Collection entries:
◇ ◇ ◇ ◇
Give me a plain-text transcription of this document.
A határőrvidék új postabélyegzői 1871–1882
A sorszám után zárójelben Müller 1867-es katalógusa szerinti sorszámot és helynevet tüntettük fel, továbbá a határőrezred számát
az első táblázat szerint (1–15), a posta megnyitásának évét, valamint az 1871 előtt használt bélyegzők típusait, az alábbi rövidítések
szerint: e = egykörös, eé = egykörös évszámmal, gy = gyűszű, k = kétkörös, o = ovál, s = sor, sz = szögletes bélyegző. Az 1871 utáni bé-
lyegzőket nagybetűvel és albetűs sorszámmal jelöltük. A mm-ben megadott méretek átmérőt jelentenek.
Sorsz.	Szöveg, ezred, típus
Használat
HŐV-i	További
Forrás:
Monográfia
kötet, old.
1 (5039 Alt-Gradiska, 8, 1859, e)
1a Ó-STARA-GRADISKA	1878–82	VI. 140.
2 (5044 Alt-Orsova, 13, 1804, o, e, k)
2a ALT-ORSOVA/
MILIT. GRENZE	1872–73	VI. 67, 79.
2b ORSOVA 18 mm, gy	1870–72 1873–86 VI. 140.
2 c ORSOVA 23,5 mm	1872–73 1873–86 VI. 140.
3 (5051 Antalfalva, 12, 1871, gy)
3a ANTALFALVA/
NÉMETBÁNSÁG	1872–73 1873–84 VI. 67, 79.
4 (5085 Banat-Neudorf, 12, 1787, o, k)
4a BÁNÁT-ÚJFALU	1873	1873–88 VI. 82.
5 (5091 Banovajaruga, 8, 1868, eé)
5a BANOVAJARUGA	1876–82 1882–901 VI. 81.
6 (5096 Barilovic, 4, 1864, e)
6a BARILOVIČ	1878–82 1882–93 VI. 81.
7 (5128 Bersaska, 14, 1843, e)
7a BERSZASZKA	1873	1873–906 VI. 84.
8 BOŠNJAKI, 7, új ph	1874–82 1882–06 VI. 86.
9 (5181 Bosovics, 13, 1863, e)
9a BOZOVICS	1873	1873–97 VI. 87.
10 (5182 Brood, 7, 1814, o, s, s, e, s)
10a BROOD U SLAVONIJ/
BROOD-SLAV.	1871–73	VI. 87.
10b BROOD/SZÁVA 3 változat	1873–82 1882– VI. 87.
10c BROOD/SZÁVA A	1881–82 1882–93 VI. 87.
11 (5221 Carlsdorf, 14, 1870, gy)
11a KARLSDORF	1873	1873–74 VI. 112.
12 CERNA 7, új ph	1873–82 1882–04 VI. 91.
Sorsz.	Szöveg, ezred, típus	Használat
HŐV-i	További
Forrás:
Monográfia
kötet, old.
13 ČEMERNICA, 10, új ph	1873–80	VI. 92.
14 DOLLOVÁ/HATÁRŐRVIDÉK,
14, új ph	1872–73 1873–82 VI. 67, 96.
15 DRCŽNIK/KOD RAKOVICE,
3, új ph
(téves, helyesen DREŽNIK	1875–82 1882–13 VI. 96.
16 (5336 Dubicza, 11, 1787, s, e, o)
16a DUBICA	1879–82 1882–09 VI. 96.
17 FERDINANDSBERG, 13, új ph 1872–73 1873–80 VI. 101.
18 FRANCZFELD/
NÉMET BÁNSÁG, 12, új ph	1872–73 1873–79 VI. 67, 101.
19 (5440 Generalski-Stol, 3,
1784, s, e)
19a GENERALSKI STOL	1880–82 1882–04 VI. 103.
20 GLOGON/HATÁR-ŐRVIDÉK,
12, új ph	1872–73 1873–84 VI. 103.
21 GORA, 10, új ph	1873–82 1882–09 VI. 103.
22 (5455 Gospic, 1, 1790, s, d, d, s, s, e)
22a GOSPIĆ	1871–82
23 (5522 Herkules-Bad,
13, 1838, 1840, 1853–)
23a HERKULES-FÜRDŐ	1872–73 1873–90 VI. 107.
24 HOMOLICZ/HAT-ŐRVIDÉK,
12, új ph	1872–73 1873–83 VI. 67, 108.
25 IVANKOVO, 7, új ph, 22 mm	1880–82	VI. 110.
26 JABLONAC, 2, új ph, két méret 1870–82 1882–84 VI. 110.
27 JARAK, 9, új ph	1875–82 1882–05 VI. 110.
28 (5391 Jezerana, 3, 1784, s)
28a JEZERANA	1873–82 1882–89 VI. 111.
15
◇ ◇ ◇ ◇
Aim of the exercise:
Every line above should be written out again exactly as it stands.

Result for this task:
Give me a plain-text transcription of this document.
A határőrvidék új postabélyegzői 1871–1882
A sorszám után zárójelben Müller 1867-es katalógusa szerinti sorszámot és helynevet tüntettük fel, továbbá a határőrezred számát
az első táblázat szerint (1–15), a posta megnyitásának évét, valamint az 1871 előtt használt bélyegzők típusait, az alábbi rövidítések
szerint: e = egykörös, eé = egykörös évszámmal, gy = gyűszű, k = kétkörös, o = ovál, s = sor, sz = szögletes bélyegző. Az 1871 utáni bé-
lyegzőket nagybetűvel és albetűs sorszámmal jelöltük. A mm-ben megadott méretek átmérőt jelentenek.
Sorsz.	Szöveg, ezred, típus
Használat
HŐV-i	További
Forrás:
Monográfia
kötet, old.
1 (5039 Alt-Gradiska, 8, 1859, e)
1a Ó-STARA-GRADISKA	1878–82	VI. 140.
2 (5044 Alt-Orsova, 13, 1804, o, e, k)
2a ALT-ORSOVA/
MILIT. GRENZE	1872–73	VI. 67, 79.
2b ORSOVA 18 mm, gy	1870–72 1873–86 VI. 140.
2 c ORSOVA 23,5 mm	1872–73 1873–86 VI. 140.
3 (5051 Antalfalva, 12, 1871, gy)
3a ANTALFALVA/
NÉMETBÁNSÁG	1872–73 1873–84 VI. 67, 79.
4 (5085 Banat-Neudorf, 12, 1787, o, k)
4a BÁNÁT-ÚJFALU	1873	1873–88 VI. 82.
5 (5091 Banovajaruga, 8, 1868, eé)
5a BANOVAJARUGA	1876–82 1882–901 VI. 81.
6 (5096 Barilovic, 4, 1864, e)
6a BARILOVIČ	1878–82 1882–93 VI. 81.
7 (5128 Bersaska, 14, 1843, e)
7a BERSZASZKA	1873	1873–906 VI. 84.
8 BOŠNJAKI, 7, új ph	1874–82 1882–06 VI. 86.
9 (5181 Bosovics, 13, 1863, e)
9a BOZOVICS	1873	1873–97 VI. 87.
10 (5182 Brood, 7, 1814, o, s, s, e, s)
10a BROOD U SLAVONIJ/
BROOD-SLAV.	1871–73	VI. 87.
10b BROOD/SZÁVA 3 változat	1873–82 1882– VI. 87.
10c BROOD/SZÁVA A	1881–82 1882–93 VI. 87.
11 (5221 Carlsdorf, 14, 1870, gy)
11a KARLSDORF	1873	1873–74 VI. 112.
12 CERNA 7, új ph	1873–82 1882–04 VI. 91.
Sorsz.	Szöveg, ezred, típus	Használat
HŐV-i	További
Forrás:
Monográfia
kötet, old.
13 ČEMERNICA, 10, új ph	1873–80	VI. 92.
14 DOLLOVÁ/HATÁRŐRVIDÉK,
14, új ph	1872–73 1873–82 VI. 67, 96.
15 DRCŽNIK/KOD RAKOVICE,
3, új ph
(téves, helyesen DREŽNIK	1875–82 1882–13 VI. 96.
16 (5336 Dubicza, 11, 1787, s, e, o)
16a DUBICA	1879–82 1882–09 VI. 96.
17 FERDINANDSBERG, 13, új ph 1872–73 1873–80 VI. 101.
18 FRANCZFELD/
NÉMET BÁNSÁG, 12, új ph	1872–73 1873–79 VI. 67, 101.
19 (5440 Generalski-Stol, 3,
1784, s, e)
19a GENERALSKI STOL	1880–82 1882–04 VI. 103.
20 GLOGON/HATÁR-ŐRVIDÉK,
12, új ph	1872–73 1873–84 VI. 103.
21 GORA, 10, új ph	1873–82 1882–09 VI. 103.
22 (5455 Gospic, 1, 1790, s, d, d, s, s, e)
22a GOSPIĆ	1871–82
23 (5522 Herkules-Bad,
13, 1838, 1840, 1853–)
23a HERKULES-FÜRDŐ	1872–73 1873–90 VI. 107.
24 HOMOLICZ/HAT-ŐRVIDÉK,
12, új ph	1872–73 1873–83 VI. 67, 108.
25 IVANKOVO, 7, új ph, 22 mm	1880–82	VI. 110.
26 JABLONAC, 2, új ph, két méret 1870–82 1882–84 VI. 110.
27 JARAK, 9, új ph	1875–82 1882–05 VI. 110.
28 (5391 Jezerana, 3, 1784, s)
28a JEZERANA	1873–82 1882–89 VI. 111.
15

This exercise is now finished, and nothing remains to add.